CONSIGNE ÉCRITE A:
Relevez, dans leur ordre d'apparition, les noms propres de personnes mentionnés dans l'extrait du journal.
CONSIGNE ÉCRITE B:
Recopiez mot pour mot le passage de l'extrait du journal qui va de « Mardi 21 Juillet - Pondichéry » jusqu'à « donner demain soir! » inclus.

EXTRAIT À LIRE:
□ □ □

Dimanche 19 Juillet - Océan Indien

Nous appareillons à 6h du matin pour Pondichéry, en longeant les côtes de l'île. La chaleur augmente, et, avec elle, la réverberation intense d'un soleil à demi couvert sur la mer. Nous roulons et tanguons un peu. La journée se passe, un peu longue. Les gens sont mornes, après ces joyeuses journées de Colombo. L'Amiral se fait soigner à nouveau et me conte ses malheurs.

Après-midi de sieste prolongée. Vers 6h du soir, au carré nous sognons le Toulon lointain: Il est 10h du matin là-bas. Edith va à la messe aux Routes. Il fait bon sur la petite terrasse. Niquette dort dans son berceau… A moins que vous ne soyiez mortes toutes les trois: Sans nouvelles depuis 37 jours! C'est horrible. Le soir, je vais respirer sur le pont. Il fait une agréable brise. J'ai pu travailler un peu à mes bouquins.

Lundi 20 Juillet - Mer du Bengale

Nous avons failli nous échouer cette nuit! On a tourné trop court et, déporté par un courant debout, le bateau s'est engagé dans des fonds de 30m. Neujillet n'en a pas dormi. Aussi s'écarte-t-il de plus en plus des côtes, ce qui est fâcheux, car les cartes mentionnent des temples hindous en quantité, de la jungle, des vieilles tours… Nos machines tournent bien et le charbon est bon: All right!

L'après-midi est lourde et humide; j'ai un peu mal à la tête, étant resté sur le pont sans mes lunettes fumées. Taéra me demande de l'aider à écrire une "réponse par l'amiral au discours du maire de Pondichéry". Je l'écris, pour rigoler, en style créole: "Monsieur le Maïe - Les paôles côdiales que vous venez de prononcé… etc." Taéra la trouve si bien qu'il l'envoie à l'Amiral et celui-ci me le fait lire en présence du chef d'état-major et de son fils qui se tordent. Il le garde et va s'en inspirer demain.

Cependant le Ct Neujillet devient de plus en plus impopulaire. Il distribue les arrêts à tous les officiers, qui sont furieux. Ca va mal. Il est lui-même de plus en plus maigre et nerveux.

Mardi 21 Juillet - Arrivée à Pondichéry (6h du matin)

Mardi 21 Juillet - Pondichéry

Curieuse ville, assez peu sympathique. Le bord est entouré d'Indiens au corps de bronze dans de petites pirogues-radeaux ou dans des barcasses faites de morceaux cousus à la main. Pour accoster sur la longue jetée métallique, il faut risquer sa vie, tellement il y a de la l?? avec énormes vagues déferlantes. l'Amiral a failli se casser le pied… et c'est, parait-il, un temps calme. Il décommande le bal qu'il voulait donner demain soir!

□ □ □

DONNÉES FOURNIES:
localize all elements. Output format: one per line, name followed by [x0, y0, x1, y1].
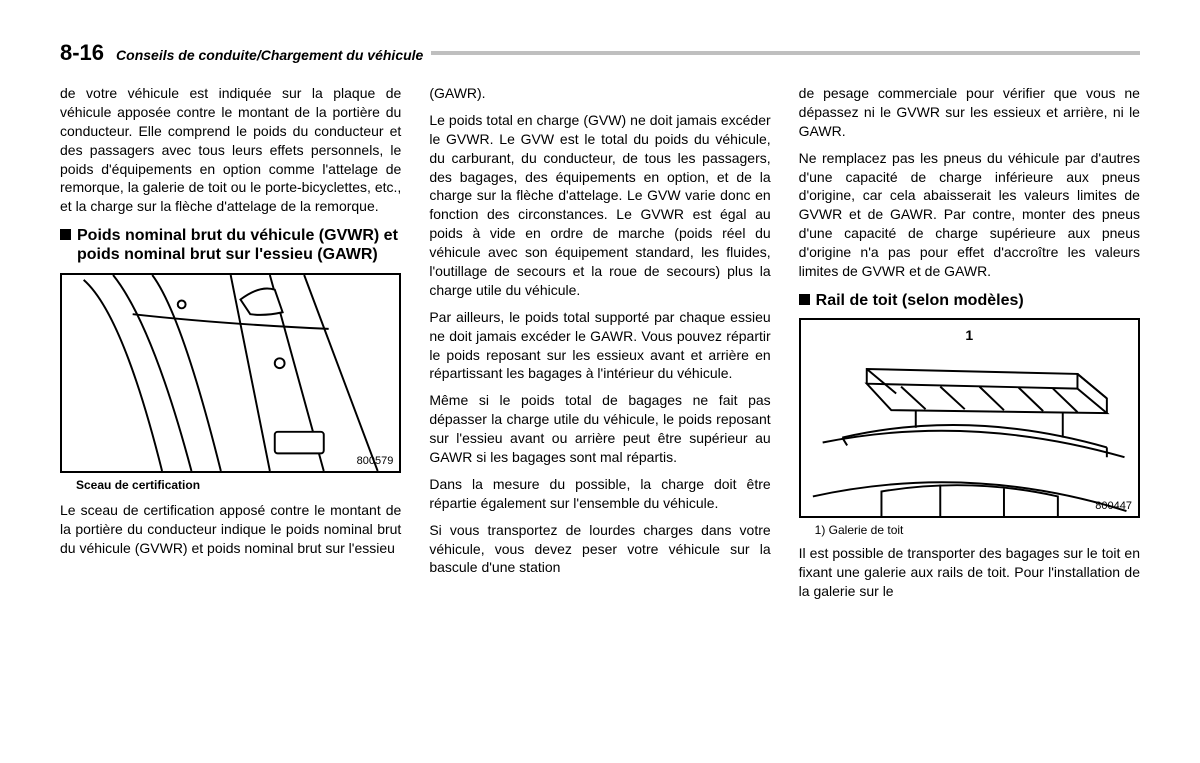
column-1: de votre véhicule est indiquée sur la pl… [60, 84, 401, 609]
figure-legend: 1) Galerie de toit [815, 522, 1140, 538]
body-text: (GAWR). [429, 84, 770, 103]
bullet-icon [799, 294, 810, 305]
figure-caption: Sceau de certification [76, 477, 401, 493]
section-title: Conseils de conduite/Chargement du véhic… [116, 47, 423, 63]
page-header: 8-16 Conseils de conduite/Chargement du … [60, 40, 1140, 66]
figure-id: 800579 [357, 454, 394, 469]
body-text: Dans la mesure du possible, la charge do… [429, 475, 770, 513]
column-2: (GAWR). Le poids total en charge (GVW) n… [429, 84, 770, 609]
body-text: Par ailleurs, le poids total supporté pa… [429, 308, 770, 384]
figure-id: 800447 [1095, 499, 1132, 514]
subheading-gvwr: Poids nominal brut du véhicule (GVWR) et… [60, 226, 401, 264]
body-text: Si vous transportez de lourdes charges d… [429, 521, 770, 578]
subheading-text: Rail de toit (selon modèles) [816, 291, 1024, 310]
page-number: 8-16 [60, 40, 104, 66]
content-columns: de votre véhicule est indiquée sur la pl… [60, 84, 1140, 609]
body-text: de votre véhicule est indiquée sur la pl… [60, 84, 401, 216]
figure-certification-seal: 800579 [60, 273, 401, 473]
figure-roof-rail: 1 [799, 318, 1140, 518]
body-text: Le poids total en charge (GVW) ne doit j… [429, 111, 770, 300]
header-rule [431, 51, 1140, 55]
subheading-roof-rail: Rail de toit (selon modèles) [799, 291, 1140, 310]
subheading-text: Poids nominal brut du véhicule (GVWR) et… [77, 226, 401, 264]
bullet-icon [60, 229, 71, 240]
column-3: de pesage commerciale pour vérifier que … [799, 84, 1140, 609]
body-text: de pesage commerciale pour vérifier que … [799, 84, 1140, 141]
body-text: Même si le poids total de bagages ne fai… [429, 391, 770, 467]
body-text: Il est possible de transporter des bagag… [799, 544, 1140, 601]
body-text: Le sceau de certification apposé contre … [60, 501, 401, 558]
figure-callout: 1 [965, 326, 973, 345]
body-text: Ne remplacez pas les pneus du véhicule p… [799, 149, 1140, 281]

□ □ □

RÉPONSE A:
- Edith
- Niquette
- Neujillet
- Taéra

RÉPONSE B:
Mardi 21 Juillet - Pondichéry

Curieuse ville, assez peu sympathique. Le bord est entouré d'Indiens au corps de bronze dans de petites pirogues-radeaux ou dans des barcasses faites de morceaux cousus à la main. Pour accoster sur la longue jetée métallique, il faut risquer sa vie, tellement il y a de la l?? avec énormes vagues déferlantes. l'Amiral a failli se casser le pied… et c'est, parait-il, un temps calme. Il décommande le bal qu'il voulait donner demain soir!